**WRITTEN REQUEST:**
Restate the full set of records exactly, without adding or dropping a word.

**SOURCE RECORDS:**
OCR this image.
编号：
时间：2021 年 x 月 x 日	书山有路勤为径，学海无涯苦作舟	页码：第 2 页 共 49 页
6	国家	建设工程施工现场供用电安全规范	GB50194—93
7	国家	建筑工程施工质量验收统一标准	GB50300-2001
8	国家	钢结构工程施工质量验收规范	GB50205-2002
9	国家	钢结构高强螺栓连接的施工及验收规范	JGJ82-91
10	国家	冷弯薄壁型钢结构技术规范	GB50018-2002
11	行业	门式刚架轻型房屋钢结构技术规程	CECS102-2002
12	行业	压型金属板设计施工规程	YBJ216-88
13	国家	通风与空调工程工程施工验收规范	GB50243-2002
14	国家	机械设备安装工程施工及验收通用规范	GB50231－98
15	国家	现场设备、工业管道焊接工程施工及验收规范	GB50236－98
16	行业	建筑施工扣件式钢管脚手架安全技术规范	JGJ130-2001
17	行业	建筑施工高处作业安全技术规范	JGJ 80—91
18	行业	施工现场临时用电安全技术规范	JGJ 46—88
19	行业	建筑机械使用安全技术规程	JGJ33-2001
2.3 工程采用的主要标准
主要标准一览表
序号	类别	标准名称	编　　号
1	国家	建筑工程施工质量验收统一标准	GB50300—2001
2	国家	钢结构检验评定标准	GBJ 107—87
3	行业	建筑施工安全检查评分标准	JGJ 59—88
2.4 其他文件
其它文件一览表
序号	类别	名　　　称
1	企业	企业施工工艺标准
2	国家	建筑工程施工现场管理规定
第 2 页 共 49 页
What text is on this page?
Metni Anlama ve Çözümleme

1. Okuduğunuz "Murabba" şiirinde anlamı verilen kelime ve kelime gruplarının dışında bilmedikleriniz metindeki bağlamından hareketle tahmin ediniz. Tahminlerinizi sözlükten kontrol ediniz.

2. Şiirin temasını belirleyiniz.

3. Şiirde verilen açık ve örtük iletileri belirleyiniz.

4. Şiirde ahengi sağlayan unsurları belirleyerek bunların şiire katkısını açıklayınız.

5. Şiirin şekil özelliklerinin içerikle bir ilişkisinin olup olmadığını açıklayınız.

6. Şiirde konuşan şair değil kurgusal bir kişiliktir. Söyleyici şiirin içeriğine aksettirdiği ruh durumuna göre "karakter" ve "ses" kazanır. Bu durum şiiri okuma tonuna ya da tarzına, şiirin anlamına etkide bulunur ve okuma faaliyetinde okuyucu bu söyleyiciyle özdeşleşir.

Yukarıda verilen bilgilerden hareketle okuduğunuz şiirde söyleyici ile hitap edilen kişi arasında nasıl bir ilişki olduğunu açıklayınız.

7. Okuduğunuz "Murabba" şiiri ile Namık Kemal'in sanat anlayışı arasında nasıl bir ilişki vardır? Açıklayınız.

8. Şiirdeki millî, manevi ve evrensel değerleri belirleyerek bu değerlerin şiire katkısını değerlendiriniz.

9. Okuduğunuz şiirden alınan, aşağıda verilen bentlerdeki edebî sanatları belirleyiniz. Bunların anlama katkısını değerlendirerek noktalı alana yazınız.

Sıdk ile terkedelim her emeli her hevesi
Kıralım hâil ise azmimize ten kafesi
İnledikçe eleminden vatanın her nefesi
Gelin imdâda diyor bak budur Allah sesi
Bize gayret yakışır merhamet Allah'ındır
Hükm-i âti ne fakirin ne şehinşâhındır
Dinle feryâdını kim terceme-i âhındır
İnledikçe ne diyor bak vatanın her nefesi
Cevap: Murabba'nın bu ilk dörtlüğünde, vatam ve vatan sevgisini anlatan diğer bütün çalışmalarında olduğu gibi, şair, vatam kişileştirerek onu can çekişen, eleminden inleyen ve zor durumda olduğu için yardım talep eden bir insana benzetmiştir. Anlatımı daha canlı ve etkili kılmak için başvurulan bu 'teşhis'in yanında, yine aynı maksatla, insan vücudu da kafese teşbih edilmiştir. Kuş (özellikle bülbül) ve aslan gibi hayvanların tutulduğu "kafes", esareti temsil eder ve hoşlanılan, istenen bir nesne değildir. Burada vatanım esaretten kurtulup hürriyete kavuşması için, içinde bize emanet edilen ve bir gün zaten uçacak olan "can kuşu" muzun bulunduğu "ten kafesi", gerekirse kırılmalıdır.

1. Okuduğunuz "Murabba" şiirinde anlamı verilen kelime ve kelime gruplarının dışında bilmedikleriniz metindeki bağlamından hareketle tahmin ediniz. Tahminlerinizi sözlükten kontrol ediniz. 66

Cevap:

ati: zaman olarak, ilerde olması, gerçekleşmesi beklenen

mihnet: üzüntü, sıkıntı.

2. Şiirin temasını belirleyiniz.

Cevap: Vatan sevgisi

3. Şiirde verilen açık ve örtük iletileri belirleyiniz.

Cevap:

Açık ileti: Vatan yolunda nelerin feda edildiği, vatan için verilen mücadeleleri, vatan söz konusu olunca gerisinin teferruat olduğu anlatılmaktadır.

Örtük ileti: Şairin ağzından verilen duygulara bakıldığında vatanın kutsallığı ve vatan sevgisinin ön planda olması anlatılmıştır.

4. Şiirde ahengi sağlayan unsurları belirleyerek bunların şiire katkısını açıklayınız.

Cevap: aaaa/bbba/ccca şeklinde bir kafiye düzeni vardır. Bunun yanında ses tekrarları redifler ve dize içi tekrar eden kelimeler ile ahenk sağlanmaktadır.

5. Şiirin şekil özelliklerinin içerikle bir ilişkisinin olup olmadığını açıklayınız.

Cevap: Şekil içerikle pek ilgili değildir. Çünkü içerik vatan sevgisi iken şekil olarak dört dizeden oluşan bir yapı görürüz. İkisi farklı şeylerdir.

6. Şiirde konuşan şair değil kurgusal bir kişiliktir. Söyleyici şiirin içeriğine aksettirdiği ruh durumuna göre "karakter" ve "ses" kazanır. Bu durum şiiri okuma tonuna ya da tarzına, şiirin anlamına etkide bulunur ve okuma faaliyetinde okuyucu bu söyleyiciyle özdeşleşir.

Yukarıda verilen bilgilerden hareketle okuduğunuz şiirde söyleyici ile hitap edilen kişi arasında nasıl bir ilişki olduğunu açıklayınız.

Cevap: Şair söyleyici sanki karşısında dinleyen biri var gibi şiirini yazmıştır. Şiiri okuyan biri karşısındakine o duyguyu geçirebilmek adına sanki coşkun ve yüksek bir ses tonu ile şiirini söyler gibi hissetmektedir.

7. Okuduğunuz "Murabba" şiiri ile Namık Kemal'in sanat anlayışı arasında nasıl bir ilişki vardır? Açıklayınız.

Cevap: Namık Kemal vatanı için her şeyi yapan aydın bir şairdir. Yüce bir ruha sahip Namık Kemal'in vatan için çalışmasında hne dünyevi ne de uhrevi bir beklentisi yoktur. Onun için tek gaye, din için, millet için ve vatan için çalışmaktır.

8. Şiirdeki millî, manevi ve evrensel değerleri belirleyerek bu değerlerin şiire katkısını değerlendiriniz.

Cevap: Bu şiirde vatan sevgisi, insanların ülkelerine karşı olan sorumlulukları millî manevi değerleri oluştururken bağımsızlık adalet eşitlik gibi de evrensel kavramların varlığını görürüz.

**COMPLETE RESPONSE:**
OCR this image.
编号：
时间：2021 年 x 月 x 日	书山有路勤为径，学海无涯苦作舟	页码：第 2 页 共 49 页
6	国家	建设工程施工现场供用电安全规范	GB50194—93
7	国家	建筑工程施工质量验收统一标准	GB50300-2001
8	国家	钢结构工程施工质量验收规范	GB50205-2002
9	国家	钢结构高强螺栓连接的施工及验收规范	JGJ82-91
10	国家	冷弯薄壁型钢结构技术规范	GB50018-2002
11	行业	门式刚架轻型房屋钢结构技术规程	CECS102-2002
12	行业	压型金属板设计施工规程	YBJ216-88
13	国家	通风与空调工程工程施工验收规范	GB50243-2002
14	国家	机械设备安装工程施工及验收通用规范	GB50231－98
15	国家	现场设备、工业管道焊接工程施工及验收规范	GB50236－98
16	行业	建筑施工扣件式钢管脚手架安全技术规范	JGJ130-2001
17	行业	建筑施工高处作业安全技术规范	JGJ 80—91
18	行业	施工现场临时用电安全技术规范	JGJ 46—88
19	行业	建筑机械使用安全技术规程	JGJ33-2001
2.3 工程采用的主要标准
主要标准一览表
序号	类别	标准名称	编　　号
1	国家	建筑工程施工质量验收统一标准	GB50300—2001
2	国家	钢结构检验评定标准	GBJ 107—87
3	行业	建筑施工安全检查评分标准	JGJ 59—88
2.4 其他文件
其它文件一览表
序号	类别	名　　　称
1	企业	企业施工工艺标准
2	国家	建筑工程施工现场管理规定
第 2 页 共 49 页
What text is on this page?
Metni Anlama ve Çözümleme

1. Okuduğunuz "Murabba" şiirinde anlamı verilen kelime ve kelime gruplarının dışında bilmedikleriniz metindeki bağlamından hareketle tahmin ediniz. Tahminlerinizi sözlükten kontrol ediniz.

2. Şiirin temasını belirleyiniz.

3. Şiirde verilen açık ve örtük iletileri belirleyiniz.

4. Şiirde ahengi sağlayan unsurları belirleyerek bunların şiire katkısını açıklayınız.

5. Şiirin şekil özelliklerinin içerikle bir ilişkisinin olup olmadığını açıklayınız.

6. Şiirde konuşan şair değil kurgusal bir kişiliktir. Söyleyici şiirin içeriğine aksettirdiği ruh durumuna göre "karakter" ve "ses" kazanır. Bu durum şiiri okuma tonuna ya da tarzına, şiirin anlamına etkide bulunur ve okuma faaliyetinde okuyucu bu söyleyiciyle özdeşleşir.

Yukarıda verilen bilgilerden hareketle okuduğunuz şiirde söyleyici ile hitap edilen kişi arasında nasıl bir ilişki olduğunu açıklayınız.

7. Okuduğunuz "Murabba" şiiri ile Namık Kemal'in sanat anlayışı arasında nasıl bir ilişki vardır? Açıklayınız.

8. Şiirdeki millî, manevi ve evrensel değerleri belirleyerek bu değerlerin şiire katkısını değerlendiriniz.

9. Okuduğunuz şiirden alınan, aşağıda verilen bentlerdeki edebî sanatları belirleyiniz. Bunların anlama katkısını değerlendirerek noktalı alana yazınız.

Sıdk ile terkedelim her emeli her hevesi
Kıralım hâil ise azmimize ten kafesi
İnledikçe eleminden vatanın her nefesi
Gelin imdâda diyor bak budur Allah sesi
Bize gayret yakışır merhamet Allah'ındır
Hükm-i âti ne fakirin ne şehinşâhındır
Dinle feryâdını kim terceme-i âhındır
İnledikçe ne diyor bak vatanın her nefesi
Cevap: Murabba'nın bu ilk dörtlüğünde, vatam ve vatan sevgisini anlatan diğer bütün çalışmalarında olduğu gibi, şair, vatam kişileştirerek onu can çekişen, eleminden inleyen ve zor durumda olduğu için yardım talep eden bir insana benzetmiştir. Anlatımı daha canlı ve etkili kılmak için başvurulan bu 'teşhis'in yanında, yine aynı maksatla, insan vücudu da kafese teşbih edilmiştir. Kuş (özellikle bülbül) ve aslan gibi hayvanların tutulduğu "kafes", esareti temsil eder ve hoşlanılan, istenen bir nesne değildir. Burada vatanım esaretten kurtulup hürriyete kavuşması için, içinde bize emanet edilen ve bir gün zaten uçacak olan "can kuşu" muzun bulunduğu "ten kafesi", gerekirse kırılmalıdır.

1. Okuduğunuz "Murabba" şiirinde anlamı verilen kelime ve kelime gruplarının dışında bilmedikleriniz metindeki bağlamından hareketle tahmin ediniz. Tahminlerinizi sözlükten kontrol ediniz. 66

Cevap:

ati: zaman olarak, ilerde olması, gerçekleşmesi beklenen

mihnet: üzüntü, sıkıntı.

2. Şiirin temasını belirleyiniz.

Cevap: Vatan sevgisi

3. Şiirde verilen açık ve örtük iletileri belirleyiniz.

Cevap:

Açık ileti: Vatan yolunda nelerin feda edildiği, vatan için verilen mücadeleleri, vatan söz konusu olunca gerisinin teferruat olduğu anlatılmaktadır.

Örtük ileti: Şairin ağzından verilen duygulara bakıldığında vatanın kutsallığı ve vatan sevgisinin ön planda olması anlatılmıştır.

4. Şiirde ahengi sağlayan unsurları belirleyerek bunların şiire katkısını açıklayınız.

Cevap: aaaa/bbba/ccca şeklinde bir kafiye düzeni vardır. Bunun yanında ses tekrarları redifler ve dize içi tekrar eden kelimeler ile ahenk sağlanmaktadır.

5. Şiirin şekil özelliklerinin içerikle bir ilişkisinin olup olmadığını açıklayınız.

Cevap: Şekil içerikle pek ilgili değildir. Çünkü içerik vatan sevgisi iken şekil olarak dört dizeden oluşan bir yapı görürüz. İkisi farklı şeylerdir.

6. Şiirde konuşan şair değil kurgusal bir kişiliktir. Söyleyici şiirin içeriğine aksettirdiği ruh durumuna göre "karakter" ve "ses" kazanır. Bu durum şiiri okuma tonuna ya da tarzına, şiirin anlamına etkide bulunur ve okuma faaliyetinde okuyucu bu söyleyiciyle özdeşleşir.

Yukarıda verilen bilgilerden hareketle okuduğunuz şiirde söyleyici ile hitap edilen kişi arasında nasıl bir ilişki olduğunu açıklayınız.

Cevap: Şair söyleyici sanki karşısında dinleyen biri var gibi şiirini yazmıştır. Şiiri okuyan biri karşısındakine o duyguyu geçirebilmek adına sanki coşkun ve yüksek bir ses tonu ile şiirini söyler gibi hissetmektedir.

7. Okuduğunuz "Murabba" şiiri ile Namık Kemal'in sanat anlayışı arasında nasıl bir ilişki vardır? Açıklayınız.

Cevap: Namık Kemal vatanı için her şeyi yapan aydın bir şairdir. Yüce bir ruha sahip Namık Kemal'in vatan için çalışmasında hne dünyevi ne de uhrevi bir beklentisi yoktur. Onun için tek gaye, din için, millet için ve vatan için çalışmaktır.

8. Şiirdeki millî, manevi ve evrensel değerleri belirleyerek bu değerlerin şiire katkısını değerlendiriniz.

Cevap: Bu şiirde vatan sevgisi, insanların ülkelerine karşı olan sorumlulukları millî manevi değerleri oluştururken bağımsızlık adalet eşitlik gibi de evrensel kavramların varlığını görürüz.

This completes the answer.